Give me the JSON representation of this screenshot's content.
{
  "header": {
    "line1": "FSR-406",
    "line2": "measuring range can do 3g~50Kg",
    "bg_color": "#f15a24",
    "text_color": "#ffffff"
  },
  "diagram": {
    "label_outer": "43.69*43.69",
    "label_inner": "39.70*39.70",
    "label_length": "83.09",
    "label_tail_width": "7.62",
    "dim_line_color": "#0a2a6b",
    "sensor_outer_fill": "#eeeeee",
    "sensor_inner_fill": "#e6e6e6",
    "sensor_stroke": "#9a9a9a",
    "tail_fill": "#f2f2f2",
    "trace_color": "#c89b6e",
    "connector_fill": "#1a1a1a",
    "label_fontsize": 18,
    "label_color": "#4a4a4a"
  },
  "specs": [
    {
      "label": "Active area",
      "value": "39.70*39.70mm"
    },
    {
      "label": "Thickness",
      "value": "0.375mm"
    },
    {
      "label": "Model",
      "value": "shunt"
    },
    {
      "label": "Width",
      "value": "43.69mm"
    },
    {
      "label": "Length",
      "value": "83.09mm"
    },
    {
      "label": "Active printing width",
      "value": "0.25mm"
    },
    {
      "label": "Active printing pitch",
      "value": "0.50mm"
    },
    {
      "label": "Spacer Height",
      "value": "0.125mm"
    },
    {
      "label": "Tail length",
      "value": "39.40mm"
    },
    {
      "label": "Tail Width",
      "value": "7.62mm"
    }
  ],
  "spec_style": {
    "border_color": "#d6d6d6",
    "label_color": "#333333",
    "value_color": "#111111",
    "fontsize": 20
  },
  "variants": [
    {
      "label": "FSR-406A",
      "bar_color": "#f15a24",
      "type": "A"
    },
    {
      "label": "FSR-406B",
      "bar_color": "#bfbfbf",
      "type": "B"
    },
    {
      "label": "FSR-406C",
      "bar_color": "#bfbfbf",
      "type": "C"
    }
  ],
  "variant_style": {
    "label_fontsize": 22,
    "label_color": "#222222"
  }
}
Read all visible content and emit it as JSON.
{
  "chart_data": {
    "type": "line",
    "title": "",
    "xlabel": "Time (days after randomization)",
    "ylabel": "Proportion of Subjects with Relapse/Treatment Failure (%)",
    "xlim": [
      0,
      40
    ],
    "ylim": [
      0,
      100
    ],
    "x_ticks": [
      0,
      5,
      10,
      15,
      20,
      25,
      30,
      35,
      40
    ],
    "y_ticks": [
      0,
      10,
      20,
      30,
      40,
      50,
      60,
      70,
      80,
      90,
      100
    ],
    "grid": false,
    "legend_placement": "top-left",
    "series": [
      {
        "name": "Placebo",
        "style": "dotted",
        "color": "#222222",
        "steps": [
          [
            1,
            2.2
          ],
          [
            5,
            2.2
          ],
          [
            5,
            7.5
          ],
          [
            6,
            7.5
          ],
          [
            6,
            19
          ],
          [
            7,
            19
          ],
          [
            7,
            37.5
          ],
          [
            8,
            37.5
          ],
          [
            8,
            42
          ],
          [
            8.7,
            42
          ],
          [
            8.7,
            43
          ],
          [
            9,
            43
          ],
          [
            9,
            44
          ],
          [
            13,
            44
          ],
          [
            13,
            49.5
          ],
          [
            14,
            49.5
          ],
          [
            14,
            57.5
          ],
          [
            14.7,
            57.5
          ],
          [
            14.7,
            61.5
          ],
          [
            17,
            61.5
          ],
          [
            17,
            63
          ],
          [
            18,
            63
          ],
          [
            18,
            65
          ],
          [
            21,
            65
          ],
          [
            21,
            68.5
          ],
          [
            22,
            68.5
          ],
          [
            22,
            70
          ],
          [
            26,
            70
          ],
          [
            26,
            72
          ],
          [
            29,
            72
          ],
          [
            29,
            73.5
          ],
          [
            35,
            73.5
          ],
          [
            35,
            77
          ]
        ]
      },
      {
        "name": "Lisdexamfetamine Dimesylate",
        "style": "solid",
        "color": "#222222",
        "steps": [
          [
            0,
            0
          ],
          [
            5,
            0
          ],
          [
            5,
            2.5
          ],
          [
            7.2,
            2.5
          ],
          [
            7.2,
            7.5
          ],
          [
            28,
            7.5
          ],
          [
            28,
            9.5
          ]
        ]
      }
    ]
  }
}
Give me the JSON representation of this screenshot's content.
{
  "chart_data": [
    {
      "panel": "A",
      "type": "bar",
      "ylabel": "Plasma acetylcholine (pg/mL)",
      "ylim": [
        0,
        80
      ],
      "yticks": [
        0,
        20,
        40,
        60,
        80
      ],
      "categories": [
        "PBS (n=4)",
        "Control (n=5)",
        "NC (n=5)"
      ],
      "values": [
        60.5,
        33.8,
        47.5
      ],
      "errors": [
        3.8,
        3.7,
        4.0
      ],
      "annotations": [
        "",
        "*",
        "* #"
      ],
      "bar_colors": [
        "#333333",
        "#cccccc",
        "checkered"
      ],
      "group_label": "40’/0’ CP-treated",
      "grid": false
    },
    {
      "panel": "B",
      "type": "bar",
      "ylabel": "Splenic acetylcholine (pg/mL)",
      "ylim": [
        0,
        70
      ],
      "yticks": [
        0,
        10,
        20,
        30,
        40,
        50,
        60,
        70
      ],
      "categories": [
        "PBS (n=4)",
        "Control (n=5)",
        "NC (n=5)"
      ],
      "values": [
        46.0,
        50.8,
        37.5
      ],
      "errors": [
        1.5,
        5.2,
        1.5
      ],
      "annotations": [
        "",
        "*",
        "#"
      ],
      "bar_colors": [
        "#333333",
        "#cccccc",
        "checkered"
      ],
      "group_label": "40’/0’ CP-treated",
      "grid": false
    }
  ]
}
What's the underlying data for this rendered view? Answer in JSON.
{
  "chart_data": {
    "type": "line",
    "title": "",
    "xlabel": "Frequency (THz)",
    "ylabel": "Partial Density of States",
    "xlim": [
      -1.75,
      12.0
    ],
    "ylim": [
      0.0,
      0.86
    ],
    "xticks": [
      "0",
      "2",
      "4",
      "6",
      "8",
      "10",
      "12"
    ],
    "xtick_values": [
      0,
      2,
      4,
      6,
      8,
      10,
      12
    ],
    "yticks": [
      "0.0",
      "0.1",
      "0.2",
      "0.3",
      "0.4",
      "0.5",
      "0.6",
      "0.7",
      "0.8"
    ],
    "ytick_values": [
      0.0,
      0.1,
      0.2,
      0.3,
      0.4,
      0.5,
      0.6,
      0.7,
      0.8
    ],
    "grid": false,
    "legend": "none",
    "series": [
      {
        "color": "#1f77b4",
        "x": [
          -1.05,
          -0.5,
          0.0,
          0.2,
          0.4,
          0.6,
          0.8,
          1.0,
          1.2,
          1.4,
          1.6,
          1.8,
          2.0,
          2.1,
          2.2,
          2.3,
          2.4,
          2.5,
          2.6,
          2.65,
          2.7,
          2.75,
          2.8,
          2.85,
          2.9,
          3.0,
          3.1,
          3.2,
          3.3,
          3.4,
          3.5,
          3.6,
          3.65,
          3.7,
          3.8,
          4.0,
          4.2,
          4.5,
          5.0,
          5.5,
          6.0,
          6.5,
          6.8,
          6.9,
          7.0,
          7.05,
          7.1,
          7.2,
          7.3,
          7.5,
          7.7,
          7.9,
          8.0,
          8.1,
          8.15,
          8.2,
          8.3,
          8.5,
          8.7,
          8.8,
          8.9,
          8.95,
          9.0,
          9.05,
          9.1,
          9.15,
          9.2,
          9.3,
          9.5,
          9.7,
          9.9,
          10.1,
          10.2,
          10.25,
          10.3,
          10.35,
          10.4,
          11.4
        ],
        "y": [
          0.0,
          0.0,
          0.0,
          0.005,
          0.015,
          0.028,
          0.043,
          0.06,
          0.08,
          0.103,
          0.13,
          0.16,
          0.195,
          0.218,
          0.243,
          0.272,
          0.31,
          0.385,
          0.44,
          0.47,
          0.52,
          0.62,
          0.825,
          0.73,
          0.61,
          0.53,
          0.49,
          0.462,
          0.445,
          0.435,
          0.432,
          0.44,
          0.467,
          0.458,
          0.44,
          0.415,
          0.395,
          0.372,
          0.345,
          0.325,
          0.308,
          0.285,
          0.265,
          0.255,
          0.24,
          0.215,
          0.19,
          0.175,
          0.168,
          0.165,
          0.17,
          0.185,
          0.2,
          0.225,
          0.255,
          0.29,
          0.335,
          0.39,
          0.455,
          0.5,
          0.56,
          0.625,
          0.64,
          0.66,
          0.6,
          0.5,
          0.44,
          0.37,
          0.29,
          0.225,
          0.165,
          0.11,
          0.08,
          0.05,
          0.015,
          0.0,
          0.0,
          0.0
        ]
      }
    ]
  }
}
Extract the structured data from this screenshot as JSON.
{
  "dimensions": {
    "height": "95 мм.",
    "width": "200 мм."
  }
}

▶ [The request] Tally the lines in these entries that have the string "this" in them, then answer with the count and nothing else.

▶ [Final result] 4